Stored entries
"""

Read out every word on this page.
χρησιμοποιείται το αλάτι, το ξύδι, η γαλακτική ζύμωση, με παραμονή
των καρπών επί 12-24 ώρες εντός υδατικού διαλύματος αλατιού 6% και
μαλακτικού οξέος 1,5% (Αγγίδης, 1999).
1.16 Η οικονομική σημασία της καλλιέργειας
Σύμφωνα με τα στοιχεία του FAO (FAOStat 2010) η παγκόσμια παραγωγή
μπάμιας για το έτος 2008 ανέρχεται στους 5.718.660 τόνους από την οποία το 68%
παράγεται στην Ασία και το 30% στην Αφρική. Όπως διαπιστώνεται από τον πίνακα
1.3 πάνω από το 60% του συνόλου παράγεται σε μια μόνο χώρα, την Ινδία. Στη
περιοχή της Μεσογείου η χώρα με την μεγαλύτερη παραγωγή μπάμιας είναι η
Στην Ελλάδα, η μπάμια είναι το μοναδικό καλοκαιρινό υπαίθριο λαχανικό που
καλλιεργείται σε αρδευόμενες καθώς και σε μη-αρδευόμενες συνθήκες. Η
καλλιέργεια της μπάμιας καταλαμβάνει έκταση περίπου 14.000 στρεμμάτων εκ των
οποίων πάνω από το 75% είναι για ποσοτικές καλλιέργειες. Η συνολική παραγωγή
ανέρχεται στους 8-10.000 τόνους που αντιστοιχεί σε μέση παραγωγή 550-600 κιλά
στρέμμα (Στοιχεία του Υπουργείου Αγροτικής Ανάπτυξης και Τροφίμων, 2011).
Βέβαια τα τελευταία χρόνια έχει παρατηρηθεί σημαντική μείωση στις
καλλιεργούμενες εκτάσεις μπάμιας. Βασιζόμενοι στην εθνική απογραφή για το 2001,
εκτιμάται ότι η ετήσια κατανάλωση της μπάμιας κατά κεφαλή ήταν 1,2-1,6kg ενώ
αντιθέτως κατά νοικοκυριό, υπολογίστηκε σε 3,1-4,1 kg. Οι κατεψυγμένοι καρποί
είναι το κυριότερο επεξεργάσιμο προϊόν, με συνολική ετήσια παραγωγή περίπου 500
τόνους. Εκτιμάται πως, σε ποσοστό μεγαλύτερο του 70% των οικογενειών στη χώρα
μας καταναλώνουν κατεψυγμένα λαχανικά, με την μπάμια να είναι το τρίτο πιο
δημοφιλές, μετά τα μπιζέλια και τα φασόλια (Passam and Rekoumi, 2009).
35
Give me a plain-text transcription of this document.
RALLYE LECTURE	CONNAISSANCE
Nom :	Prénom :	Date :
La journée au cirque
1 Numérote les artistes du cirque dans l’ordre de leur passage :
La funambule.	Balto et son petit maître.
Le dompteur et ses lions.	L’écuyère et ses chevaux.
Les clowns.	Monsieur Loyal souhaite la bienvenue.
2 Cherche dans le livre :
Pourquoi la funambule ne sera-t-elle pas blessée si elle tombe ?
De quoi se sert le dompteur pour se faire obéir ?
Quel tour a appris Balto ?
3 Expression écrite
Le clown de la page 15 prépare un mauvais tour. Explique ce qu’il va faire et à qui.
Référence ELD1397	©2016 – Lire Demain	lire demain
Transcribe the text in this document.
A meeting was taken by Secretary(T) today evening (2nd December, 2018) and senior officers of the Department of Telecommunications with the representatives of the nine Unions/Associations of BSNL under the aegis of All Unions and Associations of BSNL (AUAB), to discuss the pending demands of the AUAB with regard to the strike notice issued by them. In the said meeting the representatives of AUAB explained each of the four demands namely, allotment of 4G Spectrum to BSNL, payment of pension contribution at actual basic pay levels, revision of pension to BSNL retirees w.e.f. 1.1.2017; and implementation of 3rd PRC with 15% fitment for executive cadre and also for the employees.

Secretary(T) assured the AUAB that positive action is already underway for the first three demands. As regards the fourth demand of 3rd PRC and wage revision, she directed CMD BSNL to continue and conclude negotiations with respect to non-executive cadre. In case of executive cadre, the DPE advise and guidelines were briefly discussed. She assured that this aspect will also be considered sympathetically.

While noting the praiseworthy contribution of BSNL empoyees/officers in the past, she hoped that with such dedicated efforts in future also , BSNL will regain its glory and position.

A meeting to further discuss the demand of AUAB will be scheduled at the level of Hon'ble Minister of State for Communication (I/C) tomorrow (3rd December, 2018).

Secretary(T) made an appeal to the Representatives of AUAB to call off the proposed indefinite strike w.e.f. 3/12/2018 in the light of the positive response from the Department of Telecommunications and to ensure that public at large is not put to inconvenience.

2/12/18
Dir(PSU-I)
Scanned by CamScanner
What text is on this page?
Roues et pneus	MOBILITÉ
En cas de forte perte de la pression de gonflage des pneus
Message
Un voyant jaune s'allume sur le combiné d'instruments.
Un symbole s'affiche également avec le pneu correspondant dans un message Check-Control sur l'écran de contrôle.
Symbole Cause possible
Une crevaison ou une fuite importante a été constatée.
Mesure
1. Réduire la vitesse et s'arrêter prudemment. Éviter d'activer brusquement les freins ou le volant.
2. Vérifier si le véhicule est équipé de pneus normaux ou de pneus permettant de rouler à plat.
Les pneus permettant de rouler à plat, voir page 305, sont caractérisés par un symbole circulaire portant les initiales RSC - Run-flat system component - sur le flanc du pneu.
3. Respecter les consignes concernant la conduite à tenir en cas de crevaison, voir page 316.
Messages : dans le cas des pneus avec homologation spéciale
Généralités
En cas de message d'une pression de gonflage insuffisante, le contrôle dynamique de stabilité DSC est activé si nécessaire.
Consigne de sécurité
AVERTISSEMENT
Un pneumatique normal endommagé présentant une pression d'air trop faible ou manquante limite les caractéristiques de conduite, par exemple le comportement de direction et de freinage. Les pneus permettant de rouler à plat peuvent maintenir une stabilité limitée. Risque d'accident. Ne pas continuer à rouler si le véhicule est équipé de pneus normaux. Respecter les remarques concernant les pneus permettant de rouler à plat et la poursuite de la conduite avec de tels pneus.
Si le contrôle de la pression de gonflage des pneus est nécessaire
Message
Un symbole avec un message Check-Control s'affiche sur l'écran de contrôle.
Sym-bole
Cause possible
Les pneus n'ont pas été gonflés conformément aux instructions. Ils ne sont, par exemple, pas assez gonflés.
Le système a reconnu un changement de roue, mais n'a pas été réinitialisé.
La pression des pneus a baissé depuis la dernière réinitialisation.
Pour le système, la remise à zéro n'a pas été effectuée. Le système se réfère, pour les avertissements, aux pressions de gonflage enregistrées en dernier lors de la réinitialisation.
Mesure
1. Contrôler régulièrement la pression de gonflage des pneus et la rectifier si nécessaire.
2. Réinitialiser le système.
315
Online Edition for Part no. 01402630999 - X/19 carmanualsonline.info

"""

- [Work instructions]
Each line of the material should be duplicated exactly, please.

- [Solution to this problem]
Read out every word on this page.
χρησιμοποιείται το αλάτι, το ξύδι, η γαλακτική ζύμωση, με παραμονή
των καρπών επί 12-24 ώρες εντός υδατικού διαλύματος αλατιού 6% και
μαλακτικού οξέος 1,5% (Αγγίδης, 1999).
1.16 Η οικονομική σημασία της καλλιέργειας
Σύμφωνα με τα στοιχεία του FAO (FAOStat 2010) η παγκόσμια παραγωγή
μπάμιας για το έτος 2008 ανέρχεται στους 5.718.660 τόνους από την οποία το 68%
παράγεται στην Ασία και το 30% στην Αφρική. Όπως διαπιστώνεται από τον πίνακα
1.3 πάνω από το 60% του συνόλου παράγεται σε μια μόνο χώρα, την Ινδία. Στη
περιοχή της Μεσογείου η χώρα με την μεγαλύτερη παραγωγή μπάμιας είναι η
Στην Ελλάδα, η μπάμια είναι το μοναδικό καλοκαιρινό υπαίθριο λαχανικό που
καλλιεργείται σε αρδευόμενες καθώς και σε μη-αρδευόμενες συνθήκες. Η
καλλιέργεια της μπάμιας καταλαμβάνει έκταση περίπου 14.000 στρεμμάτων εκ των
οποίων πάνω από το 75% είναι για ποσοτικές καλλιέργειες. Η συνολική παραγωγή
ανέρχεται στους 8-10.000 τόνους που αντιστοιχεί σε μέση παραγωγή 550-600 κιλά
στρέμμα (Στοιχεία του Υπουργείου Αγροτικής Ανάπτυξης και Τροφίμων, 2011).
Βέβαια τα τελευταία χρόνια έχει παρατηρηθεί σημαντική μείωση στις
καλλιεργούμενες εκτάσεις μπάμιας. Βασιζόμενοι στην εθνική απογραφή για το 2001,
εκτιμάται ότι η ετήσια κατανάλωση της μπάμιας κατά κεφαλή ήταν 1,2-1,6kg ενώ
αντιθέτως κατά νοικοκυριό, υπολογίστηκε σε 3,1-4,1 kg. Οι κατεψυγμένοι καρποί
είναι το κυριότερο επεξεργάσιμο προϊόν, με συνολική ετήσια παραγωγή περίπου 500
τόνους. Εκτιμάται πως, σε ποσοστό μεγαλύτερο του 70% των οικογενειών στη χώρα
μας καταναλώνουν κατεψυγμένα λαχανικά, με την μπάμια να είναι το τρίτο πιο
δημοφιλές, μετά τα μπιζέλια και τα φασόλια (Passam and Rekoumi, 2009).
35
Give me a plain-text transcription of this document.
RALLYE LECTURE	CONNAISSANCE
Nom :	Prénom :	Date :
La journée au cirque
1 Numérote les artistes du cirque dans l’ordre de leur passage :
La funambule.	Balto et son petit maître.
Le dompteur et ses lions.	L’écuyère et ses chevaux.
Les clowns.	Monsieur Loyal souhaite la bienvenue.
2 Cherche dans le livre :
Pourquoi la funambule ne sera-t-elle pas blessée si elle tombe ?
De quoi se sert le dompteur pour se faire obéir ?
Quel tour a appris Balto ?
3 Expression écrite
Le clown de la page 15 prépare un mauvais tour. Explique ce qu’il va faire et à qui.
Référence ELD1397	©2016 – Lire Demain	lire demain
Transcribe the text in this document.
A meeting was taken by Secretary(T) today evening (2nd December, 2018) and senior officers of the Department of Telecommunications with the representatives of the nine Unions/Associations of BSNL under the aegis of All Unions and Associations of BSNL (AUAB), to discuss the pending demands of the AUAB with regard to the strike notice issued by them. In the said meeting the representatives of AUAB explained each of the four demands namely, allotment of 4G Spectrum to BSNL, payment of pension contribution at actual basic pay levels, revision of pension to BSNL retirees w.e.f. 1.1.2017; and implementation of 3rd PRC with 15% fitment for executive cadre and also for the employees.

Secretary(T) assured the AUAB that positive action is already underway for the first three demands. As regards the fourth demand of 3rd PRC and wage revision, she directed CMD BSNL to continue and conclude negotiations with respect to non-executive cadre. In case of executive cadre, the DPE advise and guidelines were briefly discussed. She assured that this aspect will also be considered sympathetically.

While noting the praiseworthy contribution of BSNL empoyees/officers in the past, she hoped that with such dedicated efforts in future also , BSNL will regain its glory and position.

A meeting to further discuss the demand of AUAB will be scheduled at the level of Hon'ble Minister of State for Communication (I/C) tomorrow (3rd December, 2018).

Secretary(T) made an appeal to the Representatives of AUAB to call off the proposed indefinite strike w.e.f. 3/12/2018 in the light of the positive response from the Department of Telecommunications and to ensure that public at large is not put to inconvenience.

2/12/18
Dir(PSU-I)
Scanned by CamScanner
What text is on this page?
Roues et pneus	MOBILITÉ
En cas de forte perte de la pression de gonflage des pneus
Message
Un voyant jaune s'allume sur le combiné d'instruments.
Un symbole s'affiche également avec le pneu correspondant dans un message Check-Control sur l'écran de contrôle.
Symbole Cause possible
Une crevaison ou une fuite importante a été constatée.
Mesure
1. Réduire la vitesse et s'arrêter prudemment. Éviter d'activer brusquement les freins ou le volant.
2. Vérifier si le véhicule est équipé de pneus normaux ou de pneus permettant de rouler à plat.
Les pneus permettant de rouler à plat, voir page 305, sont caractérisés par un symbole circulaire portant les initiales RSC - Run-flat system component - sur le flanc du pneu.
3. Respecter les consignes concernant la conduite à tenir en cas de crevaison, voir page 316.
Messages : dans le cas des pneus avec homologation spéciale
Généralités
En cas de message d'une pression de gonflage insuffisante, le contrôle dynamique de stabilité DSC est activé si nécessaire.
Consigne de sécurité
AVERTISSEMENT
Un pneumatique normal endommagé présentant une pression d'air trop faible ou manquante limite les caractéristiques de conduite, par exemple le comportement de direction et de freinage. Les pneus permettant de rouler à plat peuvent maintenir une stabilité limitée. Risque d'accident. Ne pas continuer à rouler si le véhicule est équipé de pneus normaux. Respecter les remarques concernant les pneus permettant de rouler à plat et la poursuite de la conduite avec de tels pneus.
Si le contrôle de la pression de gonflage des pneus est nécessaire
Message
Un symbole avec un message Check-Control s'affiche sur l'écran de contrôle.
Sym-bole
Cause possible
Les pneus n'ont pas été gonflés conformément aux instructions. Ils ne sont, par exemple, pas assez gonflés.
Le système a reconnu un changement de roue, mais n'a pas été réinitialisé.
La pression des pneus a baissé depuis la dernière réinitialisation.
Pour le système, la remise à zéro n'a pas été effectuée. Le système se réfère, pour les avertissements, aux pressions de gonflage enregistrées en dernier lors de la réinitialisation.
Mesure
1. Contrôler régulièrement la pression de gonflage des pneus et la rectifier si nécessaire.
2. Réinitialiser le système.
315
Online Edition for Part no. 01402630999 - X/19 carmanualsonline.info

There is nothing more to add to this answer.